Is it green, if a passenger takes up another passenger's space with a bike?
The alternative is a car journey, and it’s only zero sum if the train is at 100% capacity. For the person without a bike they have the option of a bus to remain green if train full. But unless advance or with bike you never book a specific train and therefore no one displaces you from a train.
I have yet to see a UK train at 100% capacity since the pandemic kicked off. Unfortunately the same cannot be said for the motorways.
The pandemic isn't normality, and besides, that's an effect of the public's view of getting infected. It can change and will do.
As for the 100%, the problem with bike spaces is that they aren't people spaces. So the train has less capacity, unless people stand in the bike areas. Which is fine if you run a rail system that isn't at capacity, but lately parts of the network have been or are being reengineered to create more capacity. Take out first class, take out tables, take out buffet cars, take out shops and replace with trollies, have airline seating arrangements, more carriages, more platforms (like Reading, which was a huge bottleneck on the GWR). If you have done all that to increase capacity, how strong must the justification be to take capacity out for bikes?
There isn't one alternative, there are several options - one of which its bike on train, another is a car journey, another is not to travel, and another, to have bikes at each end of the journey (possibly generic hire ones).

§ DATASET:
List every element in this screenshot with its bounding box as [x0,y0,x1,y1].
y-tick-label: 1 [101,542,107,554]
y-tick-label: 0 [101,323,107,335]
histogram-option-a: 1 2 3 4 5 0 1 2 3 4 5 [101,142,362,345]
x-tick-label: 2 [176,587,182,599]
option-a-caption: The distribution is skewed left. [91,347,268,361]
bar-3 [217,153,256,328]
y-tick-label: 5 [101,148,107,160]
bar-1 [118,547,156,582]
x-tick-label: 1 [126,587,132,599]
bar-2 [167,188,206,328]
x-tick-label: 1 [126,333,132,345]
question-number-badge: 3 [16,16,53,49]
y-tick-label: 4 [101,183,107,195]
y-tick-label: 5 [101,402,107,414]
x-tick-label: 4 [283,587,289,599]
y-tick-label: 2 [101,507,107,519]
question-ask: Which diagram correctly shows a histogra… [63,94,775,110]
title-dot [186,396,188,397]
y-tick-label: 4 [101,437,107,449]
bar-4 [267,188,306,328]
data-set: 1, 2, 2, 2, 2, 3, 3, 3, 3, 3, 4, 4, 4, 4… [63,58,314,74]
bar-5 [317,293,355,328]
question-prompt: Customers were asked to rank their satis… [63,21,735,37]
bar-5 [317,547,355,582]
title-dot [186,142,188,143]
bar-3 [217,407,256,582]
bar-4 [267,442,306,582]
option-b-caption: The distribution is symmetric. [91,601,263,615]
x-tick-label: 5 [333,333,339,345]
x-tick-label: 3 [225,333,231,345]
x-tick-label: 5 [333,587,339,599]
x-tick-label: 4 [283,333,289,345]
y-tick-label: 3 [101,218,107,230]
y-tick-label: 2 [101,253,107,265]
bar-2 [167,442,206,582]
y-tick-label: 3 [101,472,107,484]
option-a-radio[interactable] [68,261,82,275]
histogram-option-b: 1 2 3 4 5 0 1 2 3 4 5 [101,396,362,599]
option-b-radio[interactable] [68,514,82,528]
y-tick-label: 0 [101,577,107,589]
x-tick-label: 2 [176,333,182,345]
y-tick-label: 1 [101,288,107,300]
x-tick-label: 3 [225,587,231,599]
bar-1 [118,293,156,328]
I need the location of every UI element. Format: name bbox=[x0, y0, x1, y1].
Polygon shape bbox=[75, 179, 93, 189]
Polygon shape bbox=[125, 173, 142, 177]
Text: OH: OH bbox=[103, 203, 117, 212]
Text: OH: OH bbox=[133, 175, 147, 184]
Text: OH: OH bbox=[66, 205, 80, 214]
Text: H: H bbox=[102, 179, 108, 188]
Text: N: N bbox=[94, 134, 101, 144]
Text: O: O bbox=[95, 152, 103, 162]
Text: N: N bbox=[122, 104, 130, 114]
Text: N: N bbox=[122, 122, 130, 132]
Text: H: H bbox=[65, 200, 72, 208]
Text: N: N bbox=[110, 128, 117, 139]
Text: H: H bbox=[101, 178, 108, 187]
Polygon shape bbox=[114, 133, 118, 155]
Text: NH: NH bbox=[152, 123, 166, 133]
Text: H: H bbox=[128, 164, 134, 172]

§ REQUIRED TASKS:
(a) Answer these about the bikes-on-trains discussion:
(i) What can a person without a bike take to stay green if the train is full?
(ii) Which place is named as a huge bottleneck on the GWR?
(iii) Apart from taking a bike on the train and making a car journey, what two options are listed?
(b) Repeat the part of the bikes-on-trains discussion starting with "As for the 100%, the" and going on through "out for bikes?".
The listing has nothing to do with the text.

§ LIST OF ANSWERS:
(a)
(i) A bus.
(ii) Reading.
(iii) Not traveling, and having bikes at each end of the journey (possibly generic hire ones).

(b)
As for the 100%, the problem with bike spaces is that they aren't people spaces. So the train has less capacity, unless people stand in the bike areas. Which is fine if you run a rail system that isn't at capacity, but lately parts of the network have been or are being reengineered to create more capacity. Take out first class, take out tables, take out buffet cars, take out shops and replace with trollies, have airline seating arrangements, more carriages, more platforms (like Reading, which was a huge bottleneck on the GWR). If you have done all that to increase capacity, how strong must the justification be to take capacity out for bikes?